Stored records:
+ + +

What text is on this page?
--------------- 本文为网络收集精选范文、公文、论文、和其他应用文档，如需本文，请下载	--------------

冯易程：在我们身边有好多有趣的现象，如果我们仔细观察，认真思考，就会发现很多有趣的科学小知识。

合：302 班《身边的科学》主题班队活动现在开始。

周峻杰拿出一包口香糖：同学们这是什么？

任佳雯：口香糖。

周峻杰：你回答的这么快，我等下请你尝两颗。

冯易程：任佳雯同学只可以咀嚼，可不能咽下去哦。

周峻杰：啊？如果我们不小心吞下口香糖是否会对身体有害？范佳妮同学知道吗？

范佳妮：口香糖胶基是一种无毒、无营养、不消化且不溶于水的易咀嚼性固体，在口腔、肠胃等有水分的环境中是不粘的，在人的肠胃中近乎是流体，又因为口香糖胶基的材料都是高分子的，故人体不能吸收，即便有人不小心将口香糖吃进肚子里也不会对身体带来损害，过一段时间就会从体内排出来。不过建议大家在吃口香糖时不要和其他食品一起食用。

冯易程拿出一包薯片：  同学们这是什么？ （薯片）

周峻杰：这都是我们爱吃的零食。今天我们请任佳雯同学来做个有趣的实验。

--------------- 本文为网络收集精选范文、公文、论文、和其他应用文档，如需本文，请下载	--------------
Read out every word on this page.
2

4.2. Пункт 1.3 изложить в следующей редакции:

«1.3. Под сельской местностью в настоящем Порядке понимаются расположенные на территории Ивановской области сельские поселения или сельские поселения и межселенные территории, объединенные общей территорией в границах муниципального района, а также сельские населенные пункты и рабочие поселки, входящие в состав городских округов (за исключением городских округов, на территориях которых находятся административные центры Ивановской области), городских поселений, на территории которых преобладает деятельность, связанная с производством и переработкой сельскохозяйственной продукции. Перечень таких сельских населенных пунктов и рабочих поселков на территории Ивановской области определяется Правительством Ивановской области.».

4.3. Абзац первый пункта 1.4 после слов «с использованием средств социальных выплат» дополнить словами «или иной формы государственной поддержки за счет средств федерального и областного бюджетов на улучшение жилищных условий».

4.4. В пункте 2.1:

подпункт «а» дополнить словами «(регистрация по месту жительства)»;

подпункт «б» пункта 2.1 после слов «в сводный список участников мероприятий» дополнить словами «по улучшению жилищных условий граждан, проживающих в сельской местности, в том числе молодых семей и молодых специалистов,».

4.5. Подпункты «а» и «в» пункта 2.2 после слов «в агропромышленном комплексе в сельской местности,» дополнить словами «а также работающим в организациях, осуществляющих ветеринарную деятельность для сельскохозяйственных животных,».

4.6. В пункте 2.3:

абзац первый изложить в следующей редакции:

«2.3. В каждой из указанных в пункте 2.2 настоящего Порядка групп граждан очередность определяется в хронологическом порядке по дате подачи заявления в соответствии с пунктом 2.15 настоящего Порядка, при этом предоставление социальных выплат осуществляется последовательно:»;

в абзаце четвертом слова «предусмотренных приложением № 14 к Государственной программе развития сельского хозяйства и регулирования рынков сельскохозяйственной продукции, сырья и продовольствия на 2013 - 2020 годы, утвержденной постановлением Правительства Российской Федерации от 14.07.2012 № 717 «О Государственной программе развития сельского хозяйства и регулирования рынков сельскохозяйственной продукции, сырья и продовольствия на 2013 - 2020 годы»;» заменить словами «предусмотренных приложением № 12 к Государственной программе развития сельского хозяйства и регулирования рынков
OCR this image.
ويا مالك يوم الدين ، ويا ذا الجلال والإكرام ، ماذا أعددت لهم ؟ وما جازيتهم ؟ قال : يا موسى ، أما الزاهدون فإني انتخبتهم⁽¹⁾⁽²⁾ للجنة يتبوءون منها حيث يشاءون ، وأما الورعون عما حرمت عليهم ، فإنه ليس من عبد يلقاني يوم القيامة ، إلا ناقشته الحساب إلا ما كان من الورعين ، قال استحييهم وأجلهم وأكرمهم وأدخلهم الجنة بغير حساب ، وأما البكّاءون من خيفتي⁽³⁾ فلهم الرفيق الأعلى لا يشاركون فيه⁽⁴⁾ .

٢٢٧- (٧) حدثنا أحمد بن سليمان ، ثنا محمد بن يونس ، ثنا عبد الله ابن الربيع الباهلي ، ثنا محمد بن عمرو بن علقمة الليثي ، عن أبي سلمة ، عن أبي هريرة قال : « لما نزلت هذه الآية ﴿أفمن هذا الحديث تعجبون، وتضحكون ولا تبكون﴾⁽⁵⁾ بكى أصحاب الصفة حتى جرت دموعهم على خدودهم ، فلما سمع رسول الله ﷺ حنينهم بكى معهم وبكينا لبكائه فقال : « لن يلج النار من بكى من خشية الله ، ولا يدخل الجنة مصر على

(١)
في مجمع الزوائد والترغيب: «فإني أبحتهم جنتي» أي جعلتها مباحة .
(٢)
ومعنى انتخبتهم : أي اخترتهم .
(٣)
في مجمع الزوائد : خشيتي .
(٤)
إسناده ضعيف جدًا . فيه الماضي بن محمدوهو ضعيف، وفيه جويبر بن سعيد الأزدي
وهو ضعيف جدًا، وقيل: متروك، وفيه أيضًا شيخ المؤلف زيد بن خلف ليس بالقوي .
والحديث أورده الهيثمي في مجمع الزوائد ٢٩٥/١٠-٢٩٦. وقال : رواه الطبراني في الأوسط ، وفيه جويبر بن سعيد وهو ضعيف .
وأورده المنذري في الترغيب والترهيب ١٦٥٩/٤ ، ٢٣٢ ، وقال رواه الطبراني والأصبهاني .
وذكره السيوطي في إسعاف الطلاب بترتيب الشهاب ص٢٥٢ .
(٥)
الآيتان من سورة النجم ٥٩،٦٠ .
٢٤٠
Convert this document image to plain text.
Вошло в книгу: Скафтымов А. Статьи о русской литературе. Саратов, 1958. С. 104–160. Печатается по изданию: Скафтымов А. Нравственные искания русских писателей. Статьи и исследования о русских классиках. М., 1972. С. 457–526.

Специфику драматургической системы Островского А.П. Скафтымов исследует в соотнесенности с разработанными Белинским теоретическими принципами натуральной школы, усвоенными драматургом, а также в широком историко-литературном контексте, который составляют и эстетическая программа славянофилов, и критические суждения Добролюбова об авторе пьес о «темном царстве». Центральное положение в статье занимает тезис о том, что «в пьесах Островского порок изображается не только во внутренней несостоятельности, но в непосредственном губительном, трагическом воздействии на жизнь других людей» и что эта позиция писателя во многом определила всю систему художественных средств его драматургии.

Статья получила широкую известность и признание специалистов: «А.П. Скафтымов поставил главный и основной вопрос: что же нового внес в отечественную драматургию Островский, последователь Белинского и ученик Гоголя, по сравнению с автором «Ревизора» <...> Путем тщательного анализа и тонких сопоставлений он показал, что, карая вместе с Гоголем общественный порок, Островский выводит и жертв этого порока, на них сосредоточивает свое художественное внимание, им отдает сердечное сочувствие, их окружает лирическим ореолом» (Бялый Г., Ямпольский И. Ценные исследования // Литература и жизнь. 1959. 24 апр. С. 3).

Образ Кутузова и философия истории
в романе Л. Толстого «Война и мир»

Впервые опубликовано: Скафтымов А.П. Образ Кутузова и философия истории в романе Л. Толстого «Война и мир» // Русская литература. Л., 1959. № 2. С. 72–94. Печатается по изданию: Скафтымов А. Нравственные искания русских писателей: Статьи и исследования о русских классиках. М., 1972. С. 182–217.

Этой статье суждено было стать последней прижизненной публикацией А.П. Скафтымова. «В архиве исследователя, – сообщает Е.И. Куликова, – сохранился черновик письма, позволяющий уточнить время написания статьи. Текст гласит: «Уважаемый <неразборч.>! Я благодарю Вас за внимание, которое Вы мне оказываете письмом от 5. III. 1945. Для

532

+ + +

EXERCISE: Please set down each line of the records exactly as given.

FULL ANSWER:
What text is on this page?
--------------- 本文为网络收集精选范文、公文、论文、和其他应用文档，如需本文，请下载	--------------

冯易程：在我们身边有好多有趣的现象，如果我们仔细观察，认真思考，就会发现很多有趣的科学小知识。

合：302 班《身边的科学》主题班队活动现在开始。

周峻杰拿出一包口香糖：同学们这是什么？

任佳雯：口香糖。

周峻杰：你回答的这么快，我等下请你尝两颗。

冯易程：任佳雯同学只可以咀嚼，可不能咽下去哦。

周峻杰：啊？如果我们不小心吞下口香糖是否会对身体有害？范佳妮同学知道吗？

范佳妮：口香糖胶基是一种无毒、无营养、不消化且不溶于水的易咀嚼性固体，在口腔、肠胃等有水分的环境中是不粘的，在人的肠胃中近乎是流体，又因为口香糖胶基的材料都是高分子的，故人体不能吸收，即便有人不小心将口香糖吃进肚子里也不会对身体带来损害，过一段时间就会从体内排出来。不过建议大家在吃口香糖时不要和其他食品一起食用。

冯易程拿出一包薯片：  同学们这是什么？ （薯片）

周峻杰：这都是我们爱吃的零食。今天我们请任佳雯同学来做个有趣的实验。

--------------- 本文为网络收集精选范文、公文、论文、和其他应用文档，如需本文，请下载	--------------
Read out every word on this page.
2

4.2. Пункт 1.3 изложить в следующей редакции:

«1.3. Под сельской местностью в настоящем Порядке понимаются расположенные на территории Ивановской области сельские поселения или сельские поселения и межселенные территории, объединенные общей территорией в границах муниципального района, а также сельские населенные пункты и рабочие поселки, входящие в состав городских округов (за исключением городских округов, на территориях которых находятся административные центры Ивановской области), городских поселений, на территории которых преобладает деятельность, связанная с производством и переработкой сельскохозяйственной продукции. Перечень таких сельских населенных пунктов и рабочих поселков на территории Ивановской области определяется Правительством Ивановской области.».

4.3. Абзац первый пункта 1.4 после слов «с использованием средств социальных выплат» дополнить словами «или иной формы государственной поддержки за счет средств федерального и областного бюджетов на улучшение жилищных условий».

4.4. В пункте 2.1:

подпункт «а» дополнить словами «(регистрация по месту жительства)»;

подпункт «б» пункта 2.1 после слов «в сводный список участников мероприятий» дополнить словами «по улучшению жилищных условий граждан, проживающих в сельской местности, в том числе молодых семей и молодых специалистов,».

4.5. Подпункты «а» и «в» пункта 2.2 после слов «в агропромышленном комплексе в сельской местности,» дополнить словами «а также работающим в организациях, осуществляющих ветеринарную деятельность для сельскохозяйственных животных,».

4.6. В пункте 2.3:

абзац первый изложить в следующей редакции:

«2.3. В каждой из указанных в пункте 2.2 настоящего Порядка групп граждан очередность определяется в хронологическом порядке по дате подачи заявления в соответствии с пунктом 2.15 настоящего Порядка, при этом предоставление социальных выплат осуществляется последовательно:»;

в абзаце четвертом слова «предусмотренных приложением № 14 к Государственной программе развития сельского хозяйства и регулирования рынков сельскохозяйственной продукции, сырья и продовольствия на 2013 - 2020 годы, утвержденной постановлением Правительства Российской Федерации от 14.07.2012 № 717 «О Государственной программе развития сельского хозяйства и регулирования рынков сельскохозяйственной продукции, сырья и продовольствия на 2013 - 2020 годы»;» заменить словами «предусмотренных приложением № 12 к Государственной программе развития сельского хозяйства и регулирования рынков
OCR this image.
ويا مالك يوم الدين ، ويا ذا الجلال والإكرام ، ماذا أعددت لهم ؟ وما جازيتهم ؟ قال : يا موسى ، أما الزاهدون فإني انتخبتهم⁽¹⁾⁽²⁾ للجنة يتبوءون منها حيث يشاءون ، وأما الورعون عما حرمت عليهم ، فإنه ليس من عبد يلقاني يوم القيامة ، إلا ناقشته الحساب إلا ما كان من الورعين ، قال استحييهم وأجلهم وأكرمهم وأدخلهم الجنة بغير حساب ، وأما البكّاءون من خيفتي⁽³⁾ فلهم الرفيق الأعلى لا يشاركون فيه⁽⁴⁾ .

٢٢٧- (٧) حدثنا أحمد بن سليمان ، ثنا محمد بن يونس ، ثنا عبد الله ابن الربيع الباهلي ، ثنا محمد بن عمرو بن علقمة الليثي ، عن أبي سلمة ، عن أبي هريرة قال : « لما نزلت هذه الآية ﴿أفمن هذا الحديث تعجبون، وتضحكون ولا تبكون﴾⁽⁵⁾ بكى أصحاب الصفة حتى جرت دموعهم على خدودهم ، فلما سمع رسول الله ﷺ حنينهم بكى معهم وبكينا لبكائه فقال : « لن يلج النار من بكى من خشية الله ، ولا يدخل الجنة مصر على

(١)
في مجمع الزوائد والترغيب: «فإني أبحتهم جنتي» أي جعلتها مباحة .
(٢)
ومعنى انتخبتهم : أي اخترتهم .
(٣)
في مجمع الزوائد : خشيتي .
(٤)
إسناده ضعيف جدًا . فيه الماضي بن محمدوهو ضعيف، وفيه جويبر بن سعيد الأزدي
وهو ضعيف جدًا، وقيل: متروك، وفيه أيضًا شيخ المؤلف زيد بن خلف ليس بالقوي .
والحديث أورده الهيثمي في مجمع الزوائد ٢٩٥/١٠-٢٩٦. وقال : رواه الطبراني في الأوسط ، وفيه جويبر بن سعيد وهو ضعيف .
وأورده المنذري في الترغيب والترهيب ١٦٥٩/٤ ، ٢٣٢ ، وقال رواه الطبراني والأصبهاني .
وذكره السيوطي في إسعاف الطلاب بترتيب الشهاب ص٢٥٢ .
(٥)
الآيتان من سورة النجم ٥٩،٦٠ .
٢٤٠
Convert this document image to plain text.
Вошло в книгу: Скафтымов А. Статьи о русской литературе. Саратов, 1958. С. 104–160. Печатается по изданию: Скафтымов А. Нравственные искания русских писателей. Статьи и исследования о русских классиках. М., 1972. С. 457–526.

Специфику драматургической системы Островского А.П. Скафтымов исследует в соотнесенности с разработанными Белинским теоретическими принципами натуральной школы, усвоенными драматургом, а также в широком историко-литературном контексте, который составляют и эстетическая программа славянофилов, и критические суждения Добролюбова об авторе пьес о «темном царстве». Центральное положение в статье занимает тезис о том, что «в пьесах Островского порок изображается не только во внутренней несостоятельности, но в непосредственном губительном, трагическом воздействии на жизнь других людей» и что эта позиция писателя во многом определила всю систему художественных средств его драматургии.

Статья получила широкую известность и признание специалистов: «А.П. Скафтымов поставил главный и основной вопрос: что же нового внес в отечественную драматургию Островский, последователь Белинского и ученик Гоголя, по сравнению с автором «Ревизора» <...> Путем тщательного анализа и тонких сопоставлений он показал, что, карая вместе с Гоголем общественный порок, Островский выводит и жертв этого порока, на них сосредоточивает свое художественное внимание, им отдает сердечное сочувствие, их окружает лирическим ореолом» (Бялый Г., Ямпольский И. Ценные исследования // Литература и жизнь. 1959. 24 апр. С. 3).

Образ Кутузова и философия истории
в романе Л. Толстого «Война и мир»

Впервые опубликовано: Скафтымов А.П. Образ Кутузова и философия истории в романе Л. Толстого «Война и мир» // Русская литература. Л., 1959. № 2. С. 72–94. Печатается по изданию: Скафтымов А. Нравственные искания русских писателей: Статьи и исследования о русских классиках. М., 1972. С. 182–217.

Этой статье суждено было стать последней прижизненной публикацией А.П. Скафтымова. «В архиве исследователя, – сообщает Е.И. Куликова, – сохранился черновик письма, позволяющий уточнить время написания статьи. Текст гласит: «Уважаемый <неразборч.>! Я благодарю Вас за внимание, которое Вы мне оказываете письмом от 5. III. 1945. Для

532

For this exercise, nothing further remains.